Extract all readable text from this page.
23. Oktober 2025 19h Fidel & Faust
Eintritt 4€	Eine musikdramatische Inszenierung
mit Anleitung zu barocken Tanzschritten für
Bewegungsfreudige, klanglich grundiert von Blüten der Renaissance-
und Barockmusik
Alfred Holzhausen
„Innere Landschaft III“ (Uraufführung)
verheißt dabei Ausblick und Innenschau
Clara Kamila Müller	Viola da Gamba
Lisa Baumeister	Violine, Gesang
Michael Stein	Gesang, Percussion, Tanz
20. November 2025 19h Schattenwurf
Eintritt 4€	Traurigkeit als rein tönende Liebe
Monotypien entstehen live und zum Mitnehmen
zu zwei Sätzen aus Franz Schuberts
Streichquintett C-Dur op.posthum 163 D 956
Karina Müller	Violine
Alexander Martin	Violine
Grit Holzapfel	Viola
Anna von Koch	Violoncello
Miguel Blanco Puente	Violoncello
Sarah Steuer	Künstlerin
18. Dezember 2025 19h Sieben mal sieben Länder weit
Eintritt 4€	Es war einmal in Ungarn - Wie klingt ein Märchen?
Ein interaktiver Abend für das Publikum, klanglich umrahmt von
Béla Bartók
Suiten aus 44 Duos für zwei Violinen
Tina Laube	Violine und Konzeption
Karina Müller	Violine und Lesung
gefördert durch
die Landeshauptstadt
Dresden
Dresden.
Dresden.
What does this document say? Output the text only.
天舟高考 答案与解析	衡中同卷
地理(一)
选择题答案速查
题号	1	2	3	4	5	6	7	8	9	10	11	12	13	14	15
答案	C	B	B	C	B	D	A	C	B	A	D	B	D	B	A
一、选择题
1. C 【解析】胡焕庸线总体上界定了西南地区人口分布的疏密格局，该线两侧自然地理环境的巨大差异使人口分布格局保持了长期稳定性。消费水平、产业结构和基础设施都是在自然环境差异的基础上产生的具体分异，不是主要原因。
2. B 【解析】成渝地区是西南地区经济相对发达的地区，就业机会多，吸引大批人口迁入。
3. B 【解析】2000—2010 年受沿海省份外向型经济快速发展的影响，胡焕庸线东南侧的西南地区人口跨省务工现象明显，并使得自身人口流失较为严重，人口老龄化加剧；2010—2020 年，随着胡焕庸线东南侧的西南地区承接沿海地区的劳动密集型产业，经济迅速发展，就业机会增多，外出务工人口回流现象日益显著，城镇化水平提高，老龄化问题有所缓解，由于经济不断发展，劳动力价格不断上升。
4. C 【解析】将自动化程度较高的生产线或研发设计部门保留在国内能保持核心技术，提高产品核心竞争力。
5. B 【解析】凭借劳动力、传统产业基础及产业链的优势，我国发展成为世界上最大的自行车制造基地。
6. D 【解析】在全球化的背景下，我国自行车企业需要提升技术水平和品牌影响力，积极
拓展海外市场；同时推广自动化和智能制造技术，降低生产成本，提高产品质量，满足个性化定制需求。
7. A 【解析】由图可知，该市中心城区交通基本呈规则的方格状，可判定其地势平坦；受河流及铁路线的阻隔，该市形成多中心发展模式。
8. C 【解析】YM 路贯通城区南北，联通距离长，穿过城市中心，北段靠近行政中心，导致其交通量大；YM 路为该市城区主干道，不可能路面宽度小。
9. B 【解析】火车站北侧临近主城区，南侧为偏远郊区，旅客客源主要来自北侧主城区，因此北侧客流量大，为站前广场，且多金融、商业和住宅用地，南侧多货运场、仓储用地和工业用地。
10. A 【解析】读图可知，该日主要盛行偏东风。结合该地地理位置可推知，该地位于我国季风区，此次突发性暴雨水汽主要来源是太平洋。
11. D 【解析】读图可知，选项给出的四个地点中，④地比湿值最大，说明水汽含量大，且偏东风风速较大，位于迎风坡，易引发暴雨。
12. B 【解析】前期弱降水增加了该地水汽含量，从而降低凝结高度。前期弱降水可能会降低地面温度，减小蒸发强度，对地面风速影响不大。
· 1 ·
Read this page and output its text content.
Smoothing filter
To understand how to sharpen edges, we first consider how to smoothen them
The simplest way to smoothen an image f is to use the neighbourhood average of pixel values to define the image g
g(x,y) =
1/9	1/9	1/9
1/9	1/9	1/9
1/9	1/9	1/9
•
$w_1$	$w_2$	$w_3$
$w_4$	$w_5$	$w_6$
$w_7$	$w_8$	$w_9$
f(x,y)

• Exercise prompt: From the entries above, collect every line with the string "Gesang" in it.

• Correct answer:
Lisa Baumeister	Violine, Gesang
Michael Stein	Gesang, Percussion, Tanz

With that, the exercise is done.